* [Recorded data]
────────────────────────────────────────
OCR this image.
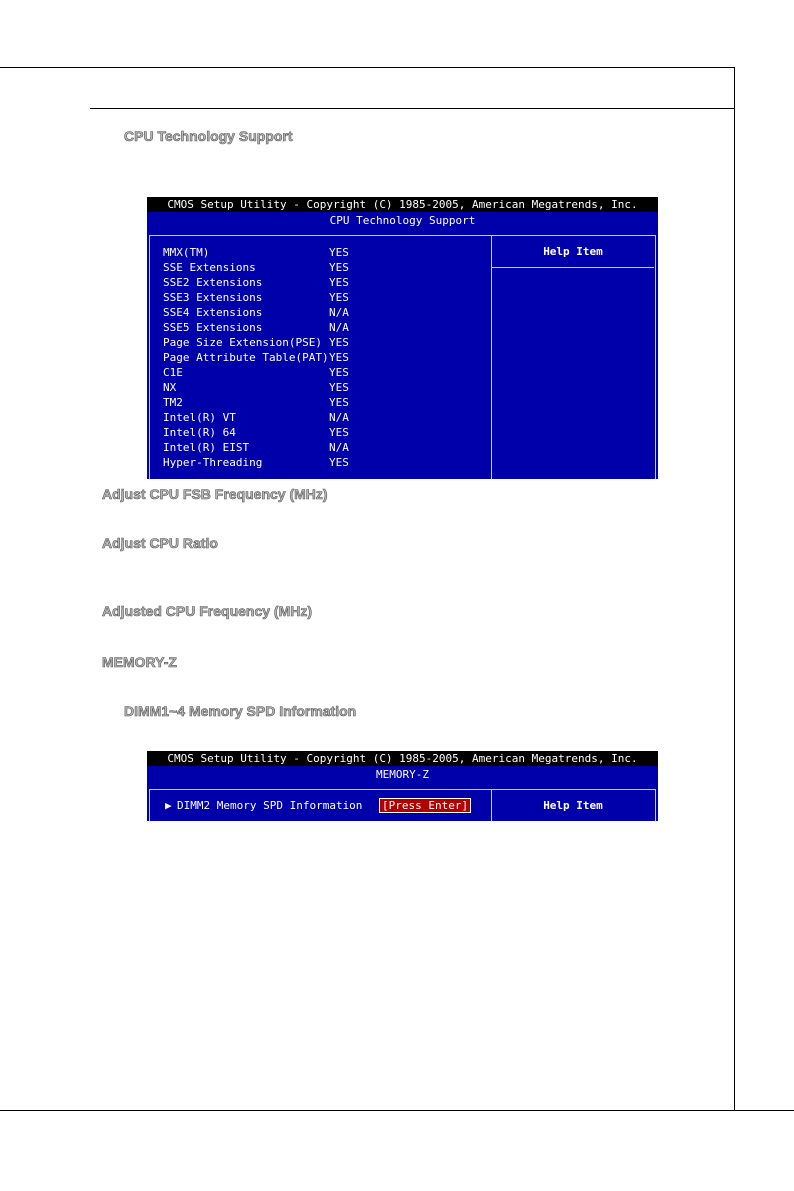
CPU Technology Support
CMOS Setup Utility - Copyright (C) 1985-2005, American Megatrends, Inc.
CPU Technology Support
Help Item
MMX(TM)	YES
SSE Extensions	YES
SSE2 Extensions	YES
SSE3 Extensions	YES
SSE4 Extensions	N/A
SSE5 Extensions	N/A
Page Size Extension(PSE) YES
Page Attribute Table(PAT)YES
C1E	YES
NX	YES
TM2	YES
Intel(R) VT	N/A
Intel(R) 64	YES
Intel(R) EIST	N/A
Hyper-Threading	YES
Adjust CPU FSB Frequency (MHz)
Adjust CPU Ratio
Adjusted CPU Frequency (MHz)
MEMORY-Z
DIMM1~4 Memory SPD Information
CMOS Setup Utility - Copyright (C) 1985-2005, American Megatrends, Inc.
MEMORY-Z
Help Item
▶ DIMM2 Memory SPD Information [Press Enter]
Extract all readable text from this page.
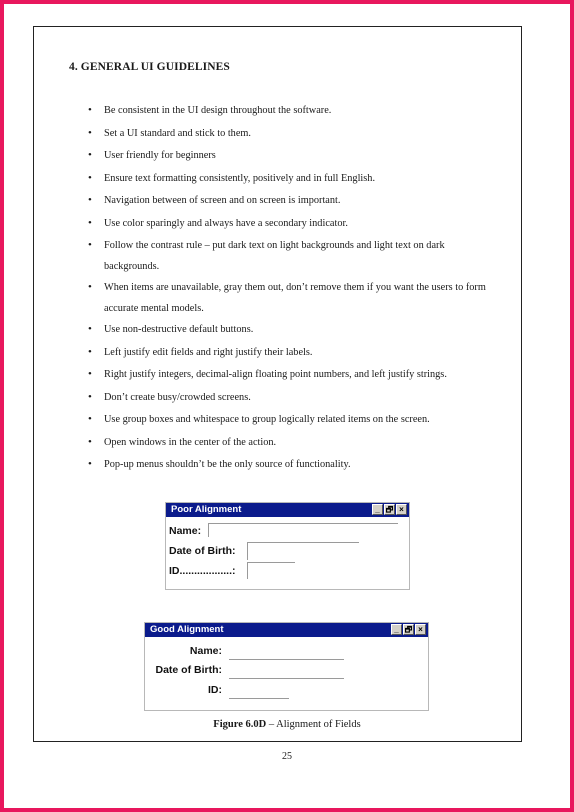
4. GENERAL UI GUIDELINES
• Be consistent in the UI design throughout the software.
• Set a UI standard and stick to them.
• User friendly for beginners
• Ensure text formatting consistently, positively and in full English.
• Navigation between of screen and on screen is important.
• Use color sparingly and always have a secondary indicator.
• Follow the contrast rule – put dark text on light backgrounds and light text on dark backgrounds.
• When items are unavailable, gray them out, don’t remove them if you want the users to form accurate mental models.
• Use non-destructive default buttons.
• Left justify edit fields and right justify their labels.
• Right justify integers, decimal-align floating point numbers, and left justify strings.
• Don’t create busy/crowded screens.
• Use group boxes and whitespace to group logically related items on the screen.
• Open windows in the center of the action.
• Pop-up menus shouldn’t be the only source of functionality.
Poor Alignment	_ 🗗 ×
Name:
Date of Birth:
ID..................:
Good Alignment	_ 🗗 ×
Name:
Date of Birth:
ID:
Figure 6.0D – Alignment of Fields
25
────────────────────────────────────────
Quote the listing above in full, except for the pictures.

OCR this image.
CPU Technology Support
CMOS Setup Utility - Copyright (C) 1985-2005, American Megatrends, Inc.
CPU Technology Support
Help Item
MMX(TM)	YES
SSE Extensions	YES
SSE2 Extensions	YES
SSE3 Extensions	YES
SSE4 Extensions	N/A
SSE5 Extensions	N/A
Page Size Extension(PSE) YES
Page Attribute Table(PAT)YES
C1E	YES
NX	YES
TM2	YES
Intel(R) VT	N/A
Intel(R) 64	YES
Intel(R) EIST	N/A
Hyper-Threading	YES
Adjust CPU FSB Frequency (MHz)
Adjust CPU Ratio
Adjusted CPU Frequency (MHz)
MEMORY-Z
DIMM1~4 Memory SPD Information
CMOS Setup Utility - Copyright (C) 1985-2005, American Megatrends, Inc.
MEMORY-Z
Help Item
▶ DIMM2 Memory SPD Information [Press Enter]
Extract all readable text from this page.
4. GENERAL UI GUIDELINES
• Be consistent in the UI design throughout the software.
• Set a UI standard and stick to them.
• User friendly for beginners
• Ensure text formatting consistently, positively and in full English.
• Navigation between of screen and on screen is important.
• Use color sparingly and always have a secondary indicator.
• Follow the contrast rule – put dark text on light backgrounds and light text on dark backgrounds.
• When items are unavailable, gray them out, don’t remove them if you want the users to form accurate mental models.
• Use non-destructive default buttons.
• Left justify edit fields and right justify their labels.
• Right justify integers, decimal-align floating point numbers, and left justify strings.
• Don’t create busy/crowded screens.
• Use group boxes and whitespace to group logically related items on the screen.
• Open windows in the center of the action.
• Pop-up menus shouldn’t be the only source of functionality.
Poor Alignment	_ 🗗 ×
Name:
Date of Birth:
ID..................:
Good Alignment	_ 🗗 ×
Name:
Date of Birth:
ID:
Figure 6.0D – Alignment of Fields
25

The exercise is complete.